* **WORK TO BE COMPLETED**
How many lines hold the string "本题考查对文章内容的理解与分析"? Reply with the number alone.

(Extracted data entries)

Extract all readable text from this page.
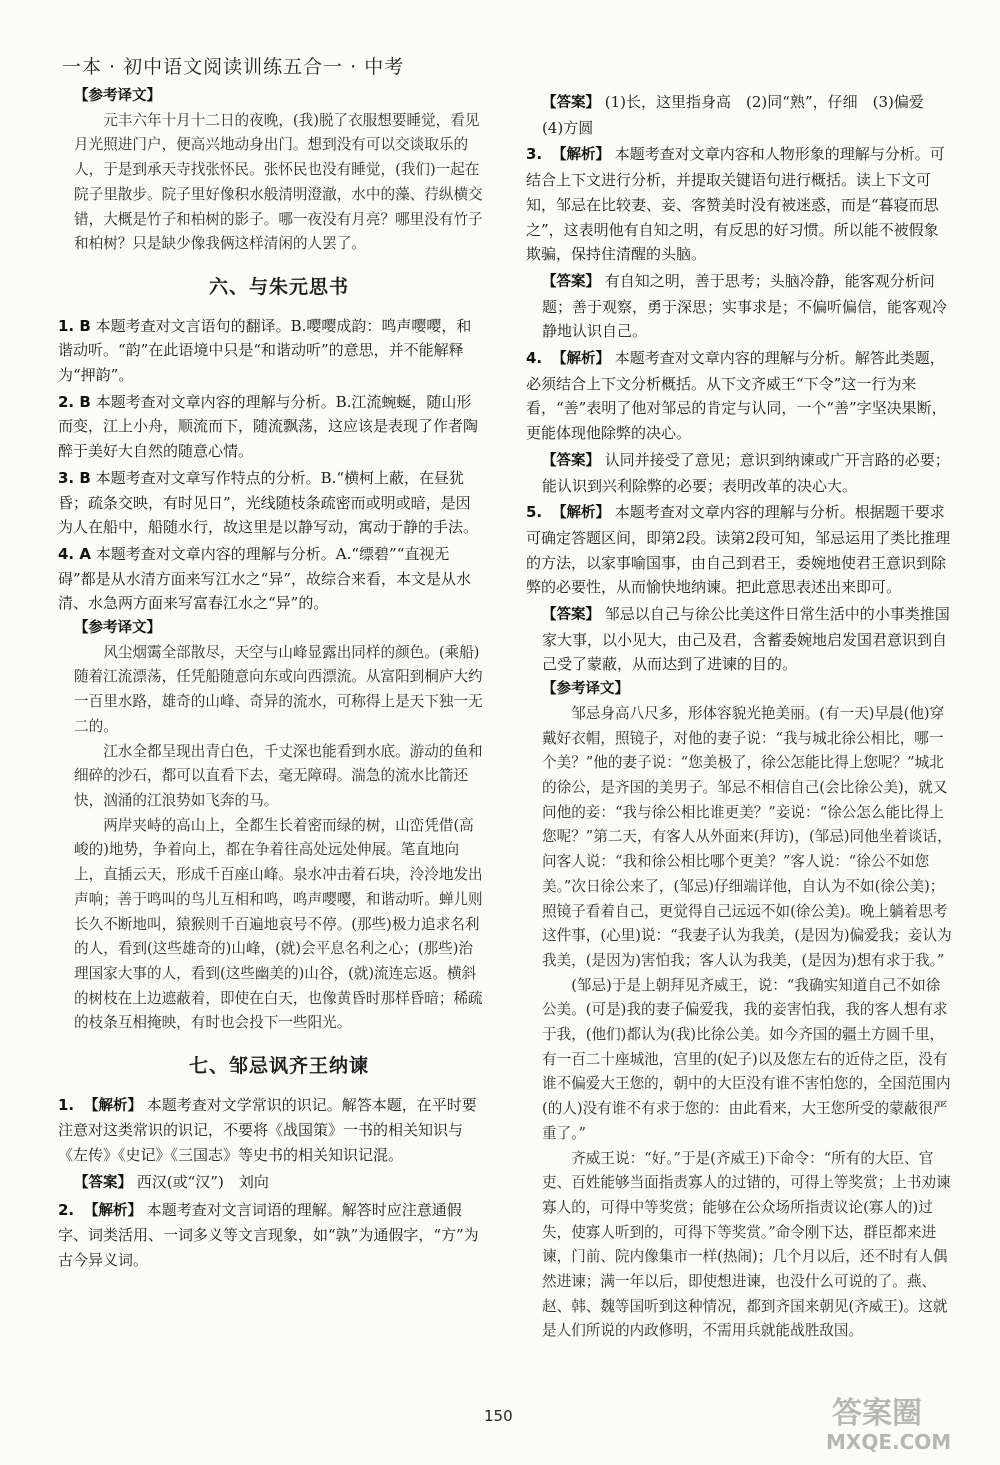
一本 · 初中语文阅读训练五合一 · 中考

【参考译文】

元丰六年十月十二日的夜晚，(我)脱了衣服想要睡觉，看见月光照进门户，便高兴地动身出门。想到没有可以交谈取乐的人，于是到承天寺找张怀民。张怀民也没有睡觉，(我们)一起在院子里散步。院子里好像积水般清明澄澈，水中的藻、荇纵横交错，大概是竹子和柏树的影子。哪一夜没有月亮？哪里没有竹子和柏树？只是缺少像我俩这样清闲的人罢了。

六、与朱元思书

1. B 本题考查对文言语句的翻译。B.嘤嘤成韵：鸣声嘤嘤，和谐动听。“韵”在此语境中只是“和谐动听”的意思，并不能解释为“押韵”。

2. B 本题考查对文章内容的理解与分析。B.江流蜿蜒，随山形而变，江上小舟，顺流而下，随流飘荡，这应该是表现了作者陶醉于美好大自然的随意心情。

3. B 本题考查对文章写作特点的分析。B.“横柯上蔽，在昼犹昏；疏条交映，有时见日”，光线随枝条疏密而或明或暗，是因为人在船中，船随水行，故这里是以静写动，寓动于静的手法。

4. A 本题考查对文章内容的理解与分析。A.“缥碧”“直视无碍”都是从水清方面来写江水之“异”，故综合来看，本文是从水清、水急两方面来写富春江水之“异”的。

【参考译文】

风尘烟霭全部散尽，天空与山峰显露出同样的颜色。(乘船)随着江流漂荡，任凭船随意向东或向西漂流。从富阳到桐庐大约一百里水路，雄奇的山峰、奇异的流水，可称得上是天下独一无二的。

江水全都呈现出青白色，千丈深也能看到水底。游动的鱼和细碎的沙石，都可以直看下去，毫无障碍。湍急的流水比箭还快，汹涌的江浪势如飞奔的马。

两岸夹峙的高山上，全都生长着密而绿的树，山峦凭借(高峻的)地势，争着向上，都在争着往高处远处伸展。笔直地向上，直插云天，形成千百座山峰。泉水冲击着石块，泠泠地发出声响；善于鸣叫的鸟儿互相和鸣，鸣声嘤嘤，和谐动听。蝉儿则长久不断地叫，猿猴则千百遍地哀号不停。(那些)极力追求名利的人，看到(这些雄奇的)山峰，(就)会平息名利之心；(那些)治理国家大事的人，看到(这些幽美的)山谷，(就)流连忘返。横斜的树枝在上边遮蔽着，即使在白天，也像黄昏时那样昏暗；稀疏的枝条互相掩映，有时也会投下一些阳光。

七、邹忌讽齐王纳谏

1. 【解析】 本题考查对文学常识的识记。解答本题，在平时要注意对这类常识的识记，不要将《战国策》一书的相关知识与《左传》《史记》《三国志》等史书的相关知识记混。

【答案】 西汉(或“汉”)　刘向

2. 【解析】 本题考查对文言词语的理解。解答时应注意通假字、词类活用、一词多义等文言现象，如“孰”为通假字，“方”为古今异义词。

【答案】 (1)长，这里指身高　(2)同“熟”，仔细　(3)偏爱　(4)方圆

3. 【解析】 本题考查对文章内容和人物形象的理解与分析。可结合上下文进行分析，并提取关键语句进行概括。读上下文可知，邹忌在比较妻、妾、客赞美时没有被迷惑，而是“暮寝而思之”，这表明他有自知之明，有反思的好习惯。所以能不被假象欺骗，保持住清醒的头脑。

【答案】 有自知之明，善于思考；头脑冷静，能客观分析问题；善于观察，勇于深思；实事求是；不偏听偏信，能客观冷静地认识自己。

4. 【解析】 本题考查对文章内容的理解与分析。解答此类题，必须结合上下文分析概括。从下文齐威王“下令”这一行为来看，“善”表明了他对邹忌的肯定与认同，一个“善”字坚决果断，更能体现他除弊的决心。

【答案】 认同并接受了意见；意识到纳谏或广开言路的必要；能认识到兴利除弊的必要；表明改革的决心大。

5. 【解析】 本题考查对文章内容的理解与分析。根据题干要求可确定答题区间，即第2段。读第2段可知，邹忌运用了类比推理的方法，以家事喻国事，由自己到君王，委婉地使君王意识到除弊的必要性，从而愉快地纳谏。把此意思表述出来即可。

【答案】 邹忌以自己与徐公比美这件日常生活中的小事类推国家大事，以小见大，由己及君，含蓄委婉地启发国君意识到自己受了蒙蔽，从而达到了进谏的目的。

【参考译文】

邹忌身高八尺多，形体容貌光艳美丽。(有一天)早晨(他)穿戴好衣帽，照镜子，对他的妻子说：“我与城北徐公相比，哪一个美？”他的妻子说：“您美极了，徐公怎能比得上您呢？”城北的徐公，是齐国的美男子。邹忌不相信自己(会比徐公美)，就又问他的妾：“我与徐公相比谁更美？”妾说：“徐公怎么能比得上您呢？”第二天，有客人从外面来(拜访)，(邹忌)同他坐着谈话，问客人说：“我和徐公相比哪个更美？”客人说：“徐公不如您美。”次日徐公来了，(邹忌)仔细端详他，自认为不如(徐公美)；照镜子看着自己，更觉得自己远远不如(徐公美)。晚上躺着思考这件事，(心里)说：“我妻子认为我美，(是因为)偏爱我；妾认为我美，(是因为)害怕我；客人认为我美，(是因为)想有求于我。”

(邹忌)于是上朝拜见齐威王，说：“我确实知道自己不如徐公美。(可是)我的妻子偏爱我，我的妾害怕我，我的客人想有求于我，(他们)都认为(我)比徐公美。如今齐国的疆土方圆千里，有一百二十座城池，宫里的(妃子)以及您左右的近侍之臣，没有谁不偏爱大王您的，朝中的大臣没有谁不害怕您的，全国范围内(的人)没有谁不有求于您的：由此看来，大王您所受的蒙蔽很严重了。”

齐威王说：“好。”于是(齐威王)下命令：“所有的大臣、官吏、百姓能够当面指责寡人的过错的，可得上等奖赏；上书劝谏寡人的，可得中等奖赏；能够在公众场所指责议论(寡人的)过失，使寡人听到的，可得下等奖赏。”命令刚下达，群臣都来进谏，门前、院内像集市一样(热闹)；几个月以后，还不时有人偶然进谏；满一年以后，即使想进谏，也没什么可说的了。燕、赵、韩、魏等国听到这种情况，都到齐国来朝见(齐威王)。这就是人们所说的内政修明，不需用兵就能战胜敌国。

150	答案圈
MXQE.COM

* **RESPONSE TO THE TASK**
4